Figure dataset records:
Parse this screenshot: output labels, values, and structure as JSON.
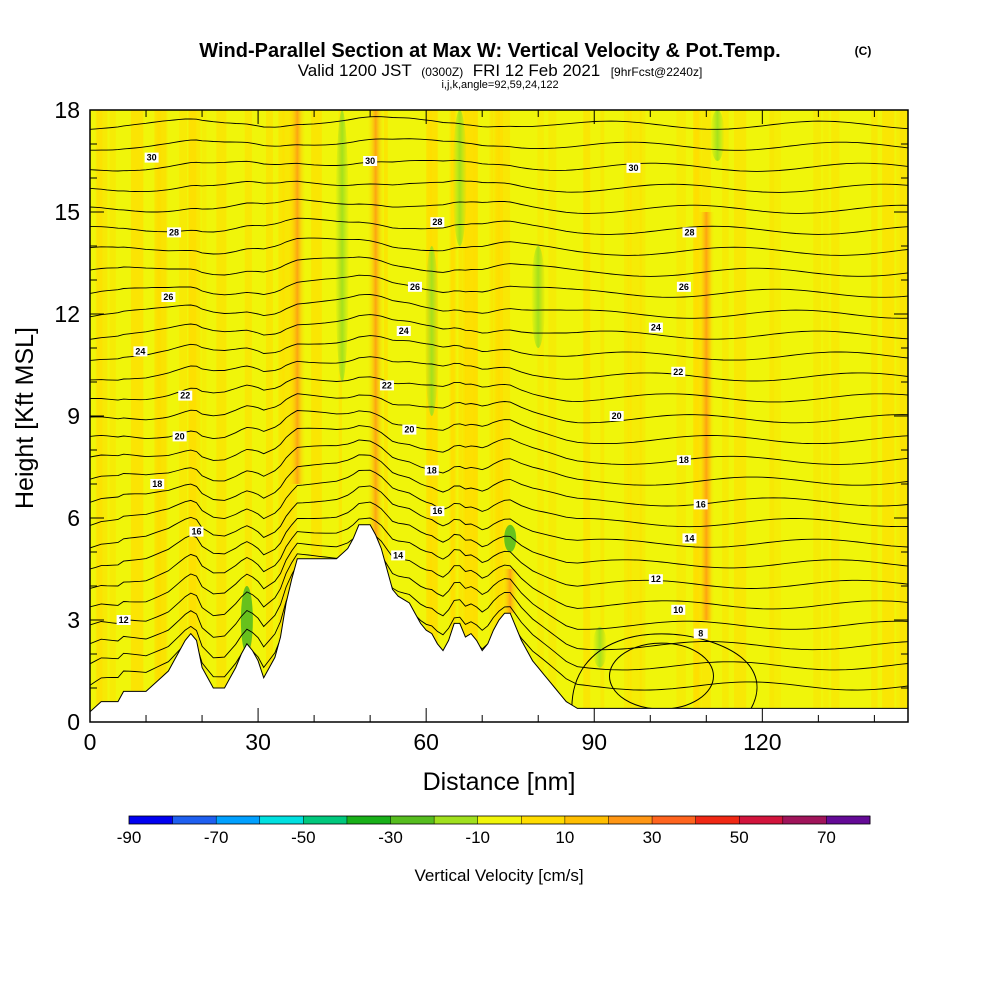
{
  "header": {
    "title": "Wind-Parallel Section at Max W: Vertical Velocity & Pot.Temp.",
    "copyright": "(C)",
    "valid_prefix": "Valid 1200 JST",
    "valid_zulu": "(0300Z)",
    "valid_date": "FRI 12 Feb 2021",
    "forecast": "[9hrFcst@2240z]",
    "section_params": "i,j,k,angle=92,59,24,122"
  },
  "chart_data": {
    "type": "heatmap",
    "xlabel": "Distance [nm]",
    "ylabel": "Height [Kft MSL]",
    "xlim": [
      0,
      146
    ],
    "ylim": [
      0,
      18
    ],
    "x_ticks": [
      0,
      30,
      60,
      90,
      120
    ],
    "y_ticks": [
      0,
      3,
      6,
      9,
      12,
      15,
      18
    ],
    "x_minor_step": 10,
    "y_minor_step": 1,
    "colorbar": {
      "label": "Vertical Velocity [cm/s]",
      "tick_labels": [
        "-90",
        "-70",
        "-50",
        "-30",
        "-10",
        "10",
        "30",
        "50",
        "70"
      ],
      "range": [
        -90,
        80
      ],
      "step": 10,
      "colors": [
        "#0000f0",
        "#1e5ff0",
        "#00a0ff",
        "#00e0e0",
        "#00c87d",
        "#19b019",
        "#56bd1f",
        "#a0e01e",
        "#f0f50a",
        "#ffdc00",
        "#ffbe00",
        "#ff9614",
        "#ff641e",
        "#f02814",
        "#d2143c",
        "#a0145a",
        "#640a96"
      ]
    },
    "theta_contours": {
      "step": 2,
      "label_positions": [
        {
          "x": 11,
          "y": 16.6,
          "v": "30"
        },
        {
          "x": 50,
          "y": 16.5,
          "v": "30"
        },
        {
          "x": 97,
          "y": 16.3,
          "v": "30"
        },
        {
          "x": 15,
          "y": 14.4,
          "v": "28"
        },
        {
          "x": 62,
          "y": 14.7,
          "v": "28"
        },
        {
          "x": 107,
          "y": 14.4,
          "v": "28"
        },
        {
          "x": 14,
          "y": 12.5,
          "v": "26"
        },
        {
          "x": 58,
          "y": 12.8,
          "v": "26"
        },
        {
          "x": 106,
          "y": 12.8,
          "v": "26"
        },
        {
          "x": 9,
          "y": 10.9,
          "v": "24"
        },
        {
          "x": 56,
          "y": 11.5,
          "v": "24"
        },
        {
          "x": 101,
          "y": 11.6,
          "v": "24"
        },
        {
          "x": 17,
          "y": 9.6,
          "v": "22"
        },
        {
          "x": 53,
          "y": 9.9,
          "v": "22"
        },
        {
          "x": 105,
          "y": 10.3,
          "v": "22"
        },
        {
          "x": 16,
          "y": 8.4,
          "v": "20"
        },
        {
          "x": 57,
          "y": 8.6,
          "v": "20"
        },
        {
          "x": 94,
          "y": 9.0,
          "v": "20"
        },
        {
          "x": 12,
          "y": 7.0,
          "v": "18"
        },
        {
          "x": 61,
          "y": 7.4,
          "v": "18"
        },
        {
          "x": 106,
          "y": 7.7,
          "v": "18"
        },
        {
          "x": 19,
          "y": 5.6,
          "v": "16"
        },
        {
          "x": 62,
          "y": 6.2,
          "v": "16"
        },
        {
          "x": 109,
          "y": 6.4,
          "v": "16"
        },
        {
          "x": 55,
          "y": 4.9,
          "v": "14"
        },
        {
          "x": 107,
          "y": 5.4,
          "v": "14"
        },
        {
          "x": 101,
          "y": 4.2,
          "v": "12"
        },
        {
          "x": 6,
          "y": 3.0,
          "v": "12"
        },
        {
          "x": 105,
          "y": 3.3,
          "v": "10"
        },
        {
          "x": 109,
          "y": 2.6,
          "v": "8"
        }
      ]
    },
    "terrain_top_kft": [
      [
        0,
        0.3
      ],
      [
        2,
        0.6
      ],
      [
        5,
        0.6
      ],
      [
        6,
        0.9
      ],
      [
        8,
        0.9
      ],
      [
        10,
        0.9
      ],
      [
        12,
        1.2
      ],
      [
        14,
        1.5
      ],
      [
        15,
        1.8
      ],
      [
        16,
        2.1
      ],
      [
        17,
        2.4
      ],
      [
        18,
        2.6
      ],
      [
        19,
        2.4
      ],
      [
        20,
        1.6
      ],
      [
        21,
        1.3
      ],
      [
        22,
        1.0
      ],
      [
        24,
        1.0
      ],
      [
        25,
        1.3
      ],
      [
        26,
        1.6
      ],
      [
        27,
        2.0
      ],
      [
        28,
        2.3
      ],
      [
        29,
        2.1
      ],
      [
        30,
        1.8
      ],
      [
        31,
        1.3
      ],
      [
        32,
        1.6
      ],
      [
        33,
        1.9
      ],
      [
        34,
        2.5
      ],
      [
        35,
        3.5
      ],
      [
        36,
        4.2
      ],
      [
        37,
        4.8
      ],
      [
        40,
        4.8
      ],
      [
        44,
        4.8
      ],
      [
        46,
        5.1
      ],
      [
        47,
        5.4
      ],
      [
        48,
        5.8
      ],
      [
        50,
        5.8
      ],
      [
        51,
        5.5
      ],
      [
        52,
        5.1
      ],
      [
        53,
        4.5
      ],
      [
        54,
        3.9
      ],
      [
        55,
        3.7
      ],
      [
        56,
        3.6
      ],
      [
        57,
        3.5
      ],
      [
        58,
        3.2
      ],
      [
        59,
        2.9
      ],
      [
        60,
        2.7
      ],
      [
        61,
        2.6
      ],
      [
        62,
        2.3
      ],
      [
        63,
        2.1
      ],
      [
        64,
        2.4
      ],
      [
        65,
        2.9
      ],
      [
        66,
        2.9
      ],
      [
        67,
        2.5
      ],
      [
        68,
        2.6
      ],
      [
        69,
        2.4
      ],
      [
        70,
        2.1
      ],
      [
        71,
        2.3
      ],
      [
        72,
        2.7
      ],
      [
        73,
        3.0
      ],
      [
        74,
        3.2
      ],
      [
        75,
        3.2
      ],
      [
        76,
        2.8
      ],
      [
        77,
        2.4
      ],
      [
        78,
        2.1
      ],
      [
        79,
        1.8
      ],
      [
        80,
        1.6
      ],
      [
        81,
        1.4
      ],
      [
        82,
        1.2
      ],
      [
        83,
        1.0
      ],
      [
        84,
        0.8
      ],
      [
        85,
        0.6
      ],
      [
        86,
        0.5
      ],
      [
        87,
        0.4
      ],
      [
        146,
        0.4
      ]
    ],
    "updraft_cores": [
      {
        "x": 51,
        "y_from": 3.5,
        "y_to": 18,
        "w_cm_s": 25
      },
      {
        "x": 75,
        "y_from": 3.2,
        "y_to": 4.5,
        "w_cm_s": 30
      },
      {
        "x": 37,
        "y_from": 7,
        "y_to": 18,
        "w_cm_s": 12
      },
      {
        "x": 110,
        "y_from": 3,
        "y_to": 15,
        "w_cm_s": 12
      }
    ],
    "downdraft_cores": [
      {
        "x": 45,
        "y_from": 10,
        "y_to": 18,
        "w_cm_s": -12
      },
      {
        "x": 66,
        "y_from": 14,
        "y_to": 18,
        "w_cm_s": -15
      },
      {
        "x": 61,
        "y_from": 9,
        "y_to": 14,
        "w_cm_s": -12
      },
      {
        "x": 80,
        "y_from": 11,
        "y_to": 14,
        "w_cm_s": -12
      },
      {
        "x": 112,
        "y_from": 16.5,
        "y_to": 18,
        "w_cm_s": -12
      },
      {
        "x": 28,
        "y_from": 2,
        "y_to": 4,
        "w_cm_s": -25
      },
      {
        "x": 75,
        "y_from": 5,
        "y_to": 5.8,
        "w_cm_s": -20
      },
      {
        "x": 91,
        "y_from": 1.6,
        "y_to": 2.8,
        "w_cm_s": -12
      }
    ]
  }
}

** GOAL **
Send back the data above word for word, with the pictures left out.

** RESULT BELOW **
Parse this screenshot: output labels, values, and structure as JSON.
{
  "header": {
    "title": "Wind-Parallel Section at Max W: Vertical Velocity & Pot.Temp.",
    "copyright": "(C)",
    "valid_prefix": "Valid 1200 JST",
    "valid_zulu": "(0300Z)",
    "valid_date": "FRI 12 Feb 2021",
    "forecast": "[9hrFcst@2240z]",
    "section_params": "i,j,k,angle=92,59,24,122"
  },
  "chart_data": {
    "type": "heatmap",
    "xlabel": "Distance [nm]",
    "ylabel": "Height [Kft MSL]",
    "xlim": [
      0,
      146
    ],
    "ylim": [
      0,
      18
    ],
    "x_ticks": [
      0,
      30,
      60,
      90,
      120
    ],
    "y_ticks": [
      0,
      3,
      6,
      9,
      12,
      15,
      18
    ],
    "x_minor_step": 10,
    "y_minor_step": 1,
    "colorbar": {
      "label": "Vertical Velocity [cm/s]",
      "tick_labels": [
        "-90",
        "-70",
        "-50",
        "-30",
        "-10",
        "10",
        "30",
        "50",
        "70"
      ],
      "range": [
        -90,
        80
      ],
      "step": 10,
      "colors": [
        "#0000f0",
        "#1e5ff0",
        "#00a0ff",
        "#00e0e0",
        "#00c87d",
        "#19b019",
        "#56bd1f",
        "#a0e01e",
        "#f0f50a",
        "#ffdc00",
        "#ffbe00",
        "#ff9614",
        "#ff641e",
        "#f02814",
        "#d2143c",
        "#a0145a",
        "#640a96"
      ]
    },
    "theta_contours": {
      "step": 2,
      "label_positions": [
        {
          "x": 11,
          "y": 16.6,
          "v": "30"
        },
        {
          "x": 50,
          "y": 16.5,
          "v": "30"
        },
        {
          "x": 97,
          "y": 16.3,
          "v": "30"
        },
        {
          "x": 15,
          "y": 14.4,
          "v": "28"
        },
        {
          "x": 62,
          "y": 14.7,
          "v": "28"
        },
        {
          "x": 107,
          "y": 14.4,
          "v": "28"
        },
        {
          "x": 14,
          "y": 12.5,
          "v": "26"
        },
        {
          "x": 58,
          "y": 12.8,
          "v": "26"
        },
        {
          "x": 106,
          "y": 12.8,
          "v": "26"
        },
        {
          "x": 9,
          "y": 10.9,
          "v": "24"
        },
        {
          "x": 56,
          "y": 11.5,
          "v": "24"
        },
        {
          "x": 101,
          "y": 11.6,
          "v": "24"
        },
        {
          "x": 17,
          "y": 9.6,
          "v": "22"
        },
        {
          "x": 53,
          "y": 9.9,
          "v": "22"
        },
        {
          "x": 105,
          "y": 10.3,
          "v": "22"
        },
        {
          "x": 16,
          "y": 8.4,
          "v": "20"
        },
        {
          "x": 57,
          "y": 8.6,
          "v": "20"
        },
        {
          "x": 94,
          "y": 9.0,
          "v": "20"
        },
        {
          "x": 12,
          "y": 7.0,
          "v": "18"
        },
        {
          "x": 61,
          "y": 7.4,
          "v": "18"
        },
        {
          "x": 106,
          "y": 7.7,
          "v": "18"
        },
        {
          "x": 19,
          "y": 5.6,
          "v": "16"
        },
        {
          "x": 62,
          "y": 6.2,
          "v": "16"
        },
        {
          "x": 109,
          "y": 6.4,
          "v": "16"
        },
        {
          "x": 55,
          "y": 4.9,
          "v": "14"
        },
        {
          "x": 107,
          "y": 5.4,
          "v": "14"
        },
        {
          "x": 101,
          "y": 4.2,
          "v": "12"
        },
        {
          "x": 6,
          "y": 3.0,
          "v": "12"
        },
        {
          "x": 105,
          "y": 3.3,
          "v": "10"
        },
        {
          "x": 109,
          "y": 2.6,
          "v": "8"
        }
      ]
    },
    "terrain_top_kft": [
      [
        0,
        0.3
      ],
      [
        2,
        0.6
      ],
      [
        5,
        0.6
      ],
      [
        6,
        0.9
      ],
      [
        8,
        0.9
      ],
      [
        10,
        0.9
      ],
      [
        12,
        1.2
      ],
      [
        14,
        1.5
      ],
      [
        15,
        1.8
      ],
      [
        16,
        2.1
      ],
      [
        17,
        2.4
      ],
      [
        18,
        2.6
      ],
      [
        19,
        2.4
      ],
      [
        20,
        1.6
      ],
      [
        21,
        1.3
      ],
      [
        22,
        1.0
      ],
      [
        24,
        1.0
      ],
      [
        25,
        1.3
      ],
      [
        26,
        1.6
      ],
      [
        27,
        2.0
      ],
      [
        28,
        2.3
      ],
      [
        29,
        2.1
      ],
      [
        30,
        1.8
      ],
      [
        31,
        1.3
      ],
      [
        32,
        1.6
      ],
      [
        33,
        1.9
      ],
      [
        34,
        2.5
      ],
      [
        35,
        3.5
      ],
      [
        36,
        4.2
      ],
      [
        37,
        4.8
      ],
      [
        40,
        4.8
      ],
      [
        44,
        4.8
      ],
      [
        46,
        5.1
      ],
      [
        47,
        5.4
      ],
      [
        48,
        5.8
      ],
      [
        50,
        5.8
      ],
      [
        51,
        5.5
      ],
      [
        52,
        5.1
      ],
      [
        53,
        4.5
      ],
      [
        54,
        3.9
      ],
      [
        55,
        3.7
      ],
      [
        56,
        3.6
      ],
      [
        57,
        3.5
      ],
      [
        58,
        3.2
      ],
      [
        59,
        2.9
      ],
      [
        60,
        2.7
      ],
      [
        61,
        2.6
      ],
      [
        62,
        2.3
      ],
      [
        63,
        2.1
      ],
      [
        64,
        2.4
      ],
      [
        65,
        2.9
      ],
      [
        66,
        2.9
      ],
      [
        67,
        2.5
      ],
      [
        68,
        2.6
      ],
      [
        69,
        2.4
      ],
      [
        70,
        2.1
      ],
      [
        71,
        2.3
      ],
      [
        72,
        2.7
      ],
      [
        73,
        3.0
      ],
      [
        74,
        3.2
      ],
      [
        75,
        3.2
      ],
      [
        76,
        2.8
      ],
      [
        77,
        2.4
      ],
      [
        78,
        2.1
      ],
      [
        79,
        1.8
      ],
      [
        80,
        1.6
      ],
      [
        81,
        1.4
      ],
      [
        82,
        1.2
      ],
      [
        83,
        1.0
      ],
      [
        84,
        0.8
      ],
      [
        85,
        0.6
      ],
      [
        86,
        0.5
      ],
      [
        87,
        0.4
      ],
      [
        146,
        0.4
      ]
    ],
    "updraft_cores": [
      {
        "x": 51,
        "y_from": 3.5,
        "y_to": 18,
        "w_cm_s": 25
      },
      {
        "x": 75,
        "y_from": 3.2,
        "y_to": 4.5,
        "w_cm_s": 30
      },
      {
        "x": 37,
        "y_from": 7,
        "y_to": 18,
        "w_cm_s": 12
      },
      {
        "x": 110,
        "y_from": 3,
        "y_to": 15,
        "w_cm_s": 12
      }
    ],
    "downdraft_cores": [
      {
        "x": 45,
        "y_from": 10,
        "y_to": 18,
        "w_cm_s": -12
      },
      {
        "x": 66,
        "y_from": 14,
        "y_to": 18,
        "w_cm_s": -15
      },
      {
        "x": 61,
        "y_from": 9,
        "y_to": 14,
        "w_cm_s": -12
      },
      {
        "x": 80,
        "y_from": 11,
        "y_to": 14,
        "w_cm_s": -12
      },
      {
        "x": 112,
        "y_from": 16.5,
        "y_to": 18,
        "w_cm_s": -12
      },
      {
        "x": 28,
        "y_from": 2,
        "y_to": 4,
        "w_cm_s": -25
      },
      {
        "x": 75,
        "y_from": 5,
        "y_to": 5.8,
        "w_cm_s": -20
      },
      {
        "x": 91,
        "y_from": 1.6,
        "y_to": 2.8,
        "w_cm_s": -12
      }
    ]
  }
}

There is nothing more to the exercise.